> [Directive]:
Give the entries back exactly, dropping each image.

> [Recorded data]:
════════════════════

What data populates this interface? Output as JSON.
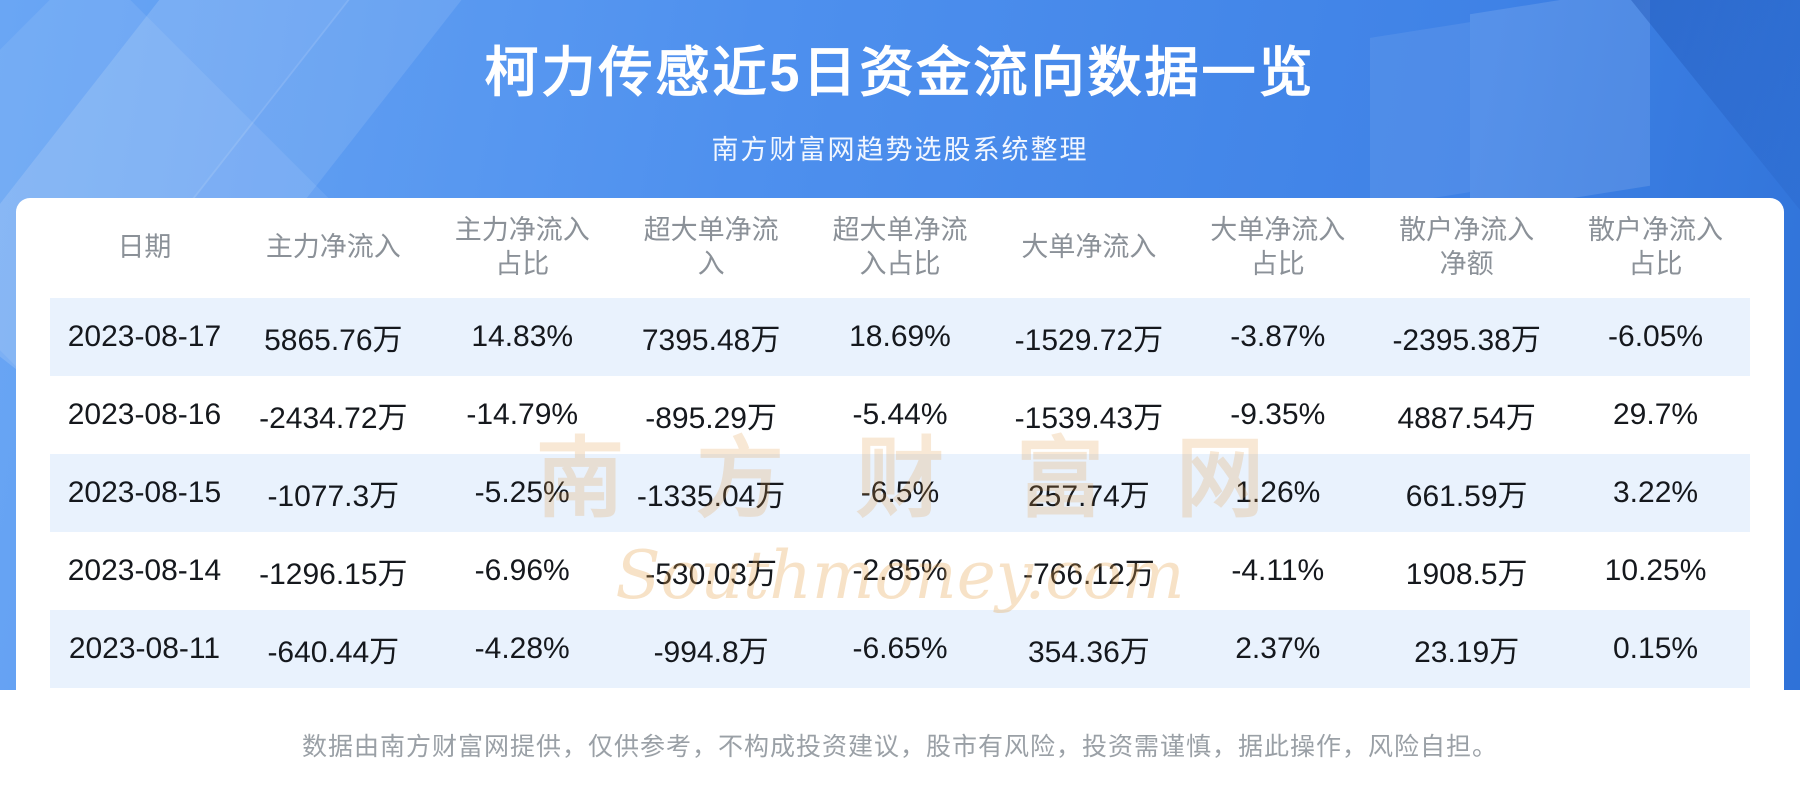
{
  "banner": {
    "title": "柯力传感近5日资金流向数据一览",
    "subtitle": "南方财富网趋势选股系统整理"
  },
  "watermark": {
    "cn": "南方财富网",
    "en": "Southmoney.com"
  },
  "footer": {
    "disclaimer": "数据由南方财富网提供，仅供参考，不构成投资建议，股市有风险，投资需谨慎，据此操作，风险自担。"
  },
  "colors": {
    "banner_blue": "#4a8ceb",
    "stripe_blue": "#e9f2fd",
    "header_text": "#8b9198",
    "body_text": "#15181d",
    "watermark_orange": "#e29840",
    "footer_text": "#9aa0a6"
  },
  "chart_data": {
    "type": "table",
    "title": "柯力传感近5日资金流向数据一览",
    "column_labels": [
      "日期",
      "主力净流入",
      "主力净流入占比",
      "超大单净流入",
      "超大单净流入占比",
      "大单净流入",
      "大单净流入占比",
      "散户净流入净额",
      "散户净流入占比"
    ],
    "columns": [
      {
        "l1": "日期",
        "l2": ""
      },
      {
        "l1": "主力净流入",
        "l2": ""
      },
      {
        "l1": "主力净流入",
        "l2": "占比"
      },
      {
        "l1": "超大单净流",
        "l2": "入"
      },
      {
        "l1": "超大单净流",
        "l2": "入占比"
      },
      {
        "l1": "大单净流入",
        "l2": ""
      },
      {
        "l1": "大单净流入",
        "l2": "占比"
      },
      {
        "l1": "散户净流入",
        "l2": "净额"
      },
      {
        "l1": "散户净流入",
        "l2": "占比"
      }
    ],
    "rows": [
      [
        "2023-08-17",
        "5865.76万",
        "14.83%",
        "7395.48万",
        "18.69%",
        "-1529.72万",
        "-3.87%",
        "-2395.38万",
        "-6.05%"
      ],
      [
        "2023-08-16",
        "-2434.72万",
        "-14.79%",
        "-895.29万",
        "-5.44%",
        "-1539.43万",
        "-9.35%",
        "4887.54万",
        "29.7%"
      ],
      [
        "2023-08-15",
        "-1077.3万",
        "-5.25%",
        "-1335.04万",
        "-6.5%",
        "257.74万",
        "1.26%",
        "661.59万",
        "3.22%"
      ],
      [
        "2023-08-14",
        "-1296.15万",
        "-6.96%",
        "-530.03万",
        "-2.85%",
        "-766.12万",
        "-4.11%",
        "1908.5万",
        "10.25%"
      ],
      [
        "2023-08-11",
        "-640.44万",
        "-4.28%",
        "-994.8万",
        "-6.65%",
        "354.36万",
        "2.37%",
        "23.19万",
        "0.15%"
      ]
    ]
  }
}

════════════════════

> [Response to the exercise]:
What data populates this interface? Output as JSON.
{
  "banner": {
    "title": "柯力传感近5日资金流向数据一览",
    "subtitle": "南方财富网趋势选股系统整理"
  },
  "watermark": {
    "cn": "南方财富网",
    "en": "Southmoney.com"
  },
  "footer": {
    "disclaimer": "数据由南方财富网提供，仅供参考，不构成投资建议，股市有风险，投资需谨慎，据此操作，风险自担。"
  },
  "colors": {
    "banner_blue": "#4a8ceb",
    "stripe_blue": "#e9f2fd",
    "header_text": "#8b9198",
    "body_text": "#15181d",
    "watermark_orange": "#e29840",
    "footer_text": "#9aa0a6"
  },
  "chart_data": {
    "type": "table",
    "title": "柯力传感近5日资金流向数据一览",
    "column_labels": [
      "日期",
      "主力净流入",
      "主力净流入占比",
      "超大单净流入",
      "超大单净流入占比",
      "大单净流入",
      "大单净流入占比",
      "散户净流入净额",
      "散户净流入占比"
    ],
    "columns": [
      {
        "l1": "日期",
        "l2": ""
      },
      {
        "l1": "主力净流入",
        "l2": ""
      },
      {
        "l1": "主力净流入",
        "l2": "占比"
      },
      {
        "l1": "超大单净流",
        "l2": "入"
      },
      {
        "l1": "超大单净流",
        "l2": "入占比"
      },
      {
        "l1": "大单净流入",
        "l2": ""
      },
      {
        "l1": "大单净流入",
        "l2": "占比"
      },
      {
        "l1": "散户净流入",
        "l2": "净额"
      },
      {
        "l1": "散户净流入",
        "l2": "占比"
      }
    ],
    "rows": [
      [
        "2023-08-17",
        "5865.76万",
        "14.83%",
        "7395.48万",
        "18.69%",
        "-1529.72万",
        "-3.87%",
        "-2395.38万",
        "-6.05%"
      ],
      [
        "2023-08-16",
        "-2434.72万",
        "-14.79%",
        "-895.29万",
        "-5.44%",
        "-1539.43万",
        "-9.35%",
        "4887.54万",
        "29.7%"
      ],
      [
        "2023-08-15",
        "-1077.3万",
        "-5.25%",
        "-1335.04万",
        "-6.5%",
        "257.74万",
        "1.26%",
        "661.59万",
        "3.22%"
      ],
      [
        "2023-08-14",
        "-1296.15万",
        "-6.96%",
        "-530.03万",
        "-2.85%",
        "-766.12万",
        "-4.11%",
        "1908.5万",
        "10.25%"
      ],
      [
        "2023-08-11",
        "-640.44万",
        "-4.28%",
        "-994.8万",
        "-6.65%",
        "354.36万",
        "2.37%",
        "23.19万",
        "0.15%"
      ]
    ]
  }
}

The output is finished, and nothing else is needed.